─── INPUT FOR THIS TASK ───

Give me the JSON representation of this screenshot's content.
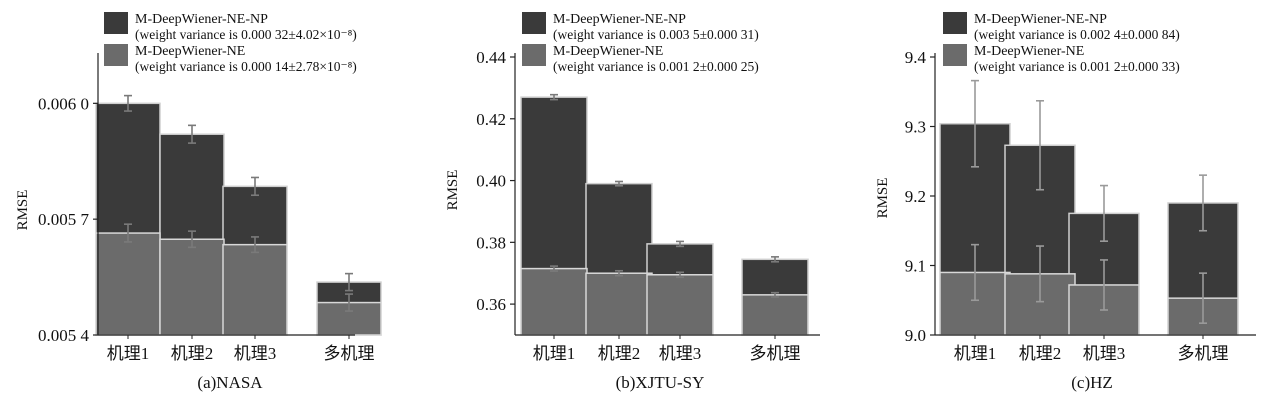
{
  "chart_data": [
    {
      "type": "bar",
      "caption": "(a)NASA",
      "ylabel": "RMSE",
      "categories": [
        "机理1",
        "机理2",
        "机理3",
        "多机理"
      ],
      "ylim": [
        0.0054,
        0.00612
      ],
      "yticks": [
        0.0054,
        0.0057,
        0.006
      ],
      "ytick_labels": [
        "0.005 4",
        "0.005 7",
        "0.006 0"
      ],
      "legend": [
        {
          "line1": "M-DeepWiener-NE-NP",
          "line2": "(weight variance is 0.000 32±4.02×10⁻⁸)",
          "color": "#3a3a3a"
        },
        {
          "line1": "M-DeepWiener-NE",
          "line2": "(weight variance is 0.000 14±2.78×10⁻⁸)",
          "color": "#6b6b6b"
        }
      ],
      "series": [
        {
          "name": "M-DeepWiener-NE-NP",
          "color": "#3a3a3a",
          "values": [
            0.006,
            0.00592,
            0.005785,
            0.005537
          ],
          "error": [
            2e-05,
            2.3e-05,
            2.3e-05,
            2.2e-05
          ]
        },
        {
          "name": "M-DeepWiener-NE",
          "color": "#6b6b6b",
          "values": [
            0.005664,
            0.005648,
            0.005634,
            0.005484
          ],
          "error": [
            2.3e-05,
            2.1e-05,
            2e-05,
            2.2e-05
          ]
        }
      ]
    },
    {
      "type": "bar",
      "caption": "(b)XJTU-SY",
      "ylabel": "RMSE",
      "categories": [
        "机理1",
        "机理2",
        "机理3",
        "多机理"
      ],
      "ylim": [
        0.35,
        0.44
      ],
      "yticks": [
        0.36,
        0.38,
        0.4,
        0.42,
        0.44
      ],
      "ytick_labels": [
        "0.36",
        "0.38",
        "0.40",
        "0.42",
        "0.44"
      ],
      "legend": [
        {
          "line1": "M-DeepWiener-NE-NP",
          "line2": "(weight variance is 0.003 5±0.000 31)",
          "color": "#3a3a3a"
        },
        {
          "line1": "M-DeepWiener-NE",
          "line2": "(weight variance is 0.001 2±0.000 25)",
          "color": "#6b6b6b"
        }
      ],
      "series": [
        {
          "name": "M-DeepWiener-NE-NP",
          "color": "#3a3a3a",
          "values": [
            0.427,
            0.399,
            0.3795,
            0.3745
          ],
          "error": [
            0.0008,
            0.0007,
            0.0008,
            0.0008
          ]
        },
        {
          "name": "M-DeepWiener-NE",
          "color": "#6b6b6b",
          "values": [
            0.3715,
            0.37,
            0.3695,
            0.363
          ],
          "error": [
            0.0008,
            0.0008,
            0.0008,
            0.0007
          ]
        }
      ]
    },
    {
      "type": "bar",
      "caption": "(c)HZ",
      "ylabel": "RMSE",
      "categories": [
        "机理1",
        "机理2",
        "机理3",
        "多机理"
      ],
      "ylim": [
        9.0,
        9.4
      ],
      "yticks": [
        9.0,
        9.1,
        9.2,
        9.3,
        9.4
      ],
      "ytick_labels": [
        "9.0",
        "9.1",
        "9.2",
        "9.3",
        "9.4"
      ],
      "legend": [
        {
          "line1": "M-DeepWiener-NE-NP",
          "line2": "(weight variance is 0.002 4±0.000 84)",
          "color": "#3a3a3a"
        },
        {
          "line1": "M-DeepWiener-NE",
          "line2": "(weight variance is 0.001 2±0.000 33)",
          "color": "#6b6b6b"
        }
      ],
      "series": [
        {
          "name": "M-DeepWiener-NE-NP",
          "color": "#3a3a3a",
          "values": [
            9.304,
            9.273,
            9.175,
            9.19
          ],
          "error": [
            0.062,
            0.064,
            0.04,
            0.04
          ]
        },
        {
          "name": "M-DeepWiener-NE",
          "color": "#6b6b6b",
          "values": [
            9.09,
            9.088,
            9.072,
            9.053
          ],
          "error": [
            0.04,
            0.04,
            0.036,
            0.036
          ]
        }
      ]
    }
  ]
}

───

- **PROBLEM STATEMENT**
Extract the text of all the records above verbatim, excluding pictures.

- **EXPECTED OUTPUT**
Give me the JSON representation of this screenshot's content.
{
  "chart_data": [
    {
      "type": "bar",
      "caption": "(a)NASA",
      "ylabel": "RMSE",
      "categories": [
        "机理1",
        "机理2",
        "机理3",
        "多机理"
      ],
      "ylim": [
        0.0054,
        0.00612
      ],
      "yticks": [
        0.0054,
        0.0057,
        0.006
      ],
      "ytick_labels": [
        "0.005 4",
        "0.005 7",
        "0.006 0"
      ],
      "legend": [
        {
          "line1": "M-DeepWiener-NE-NP",
          "line2": "(weight variance is 0.000 32±4.02×10⁻⁸)",
          "color": "#3a3a3a"
        },
        {
          "line1": "M-DeepWiener-NE",
          "line2": "(weight variance is 0.000 14±2.78×10⁻⁸)",
          "color": "#6b6b6b"
        }
      ],
      "series": [
        {
          "name": "M-DeepWiener-NE-NP",
          "color": "#3a3a3a",
          "values": [
            0.006,
            0.00592,
            0.005785,
            0.005537
          ],
          "error": [
            2e-05,
            2.3e-05,
            2.3e-05,
            2.2e-05
          ]
        },
        {
          "name": "M-DeepWiener-NE",
          "color": "#6b6b6b",
          "values": [
            0.005664,
            0.005648,
            0.005634,
            0.005484
          ],
          "error": [
            2.3e-05,
            2.1e-05,
            2e-05,
            2.2e-05
          ]
        }
      ]
    },
    {
      "type": "bar",
      "caption": "(b)XJTU-SY",
      "ylabel": "RMSE",
      "categories": [
        "机理1",
        "机理2",
        "机理3",
        "多机理"
      ],
      "ylim": [
        0.35,
        0.44
      ],
      "yticks": [
        0.36,
        0.38,
        0.4,
        0.42,
        0.44
      ],
      "ytick_labels": [
        "0.36",
        "0.38",
        "0.40",
        "0.42",
        "0.44"
      ],
      "legend": [
        {
          "line1": "M-DeepWiener-NE-NP",
          "line2": "(weight variance is 0.003 5±0.000 31)",
          "color": "#3a3a3a"
        },
        {
          "line1": "M-DeepWiener-NE",
          "line2": "(weight variance is 0.001 2±0.000 25)",
          "color": "#6b6b6b"
        }
      ],
      "series": [
        {
          "name": "M-DeepWiener-NE-NP",
          "color": "#3a3a3a",
          "values": [
            0.427,
            0.399,
            0.3795,
            0.3745
          ],
          "error": [
            0.0008,
            0.0007,
            0.0008,
            0.0008
          ]
        },
        {
          "name": "M-DeepWiener-NE",
          "color": "#6b6b6b",
          "values": [
            0.3715,
            0.37,
            0.3695,
            0.363
          ],
          "error": [
            0.0008,
            0.0008,
            0.0008,
            0.0007
          ]
        }
      ]
    },
    {
      "type": "bar",
      "caption": "(c)HZ",
      "ylabel": "RMSE",
      "categories": [
        "机理1",
        "机理2",
        "机理3",
        "多机理"
      ],
      "ylim": [
        9.0,
        9.4
      ],
      "yticks": [
        9.0,
        9.1,
        9.2,
        9.3,
        9.4
      ],
      "ytick_labels": [
        "9.0",
        "9.1",
        "9.2",
        "9.3",
        "9.4"
      ],
      "legend": [
        {
          "line1": "M-DeepWiener-NE-NP",
          "line2": "(weight variance is 0.002 4±0.000 84)",
          "color": "#3a3a3a"
        },
        {
          "line1": "M-DeepWiener-NE",
          "line2": "(weight variance is 0.001 2±0.000 33)",
          "color": "#6b6b6b"
        }
      ],
      "series": [
        {
          "name": "M-DeepWiener-NE-NP",
          "color": "#3a3a3a",
          "values": [
            9.304,
            9.273,
            9.175,
            9.19
          ],
          "error": [
            0.062,
            0.064,
            0.04,
            0.04
          ]
        },
        {
          "name": "M-DeepWiener-NE",
          "color": "#6b6b6b",
          "values": [
            9.09,
            9.088,
            9.072,
            9.053
          ],
          "error": [
            0.04,
            0.04,
            0.036,
            0.036
          ]
        }
      ]
    }
  ]
}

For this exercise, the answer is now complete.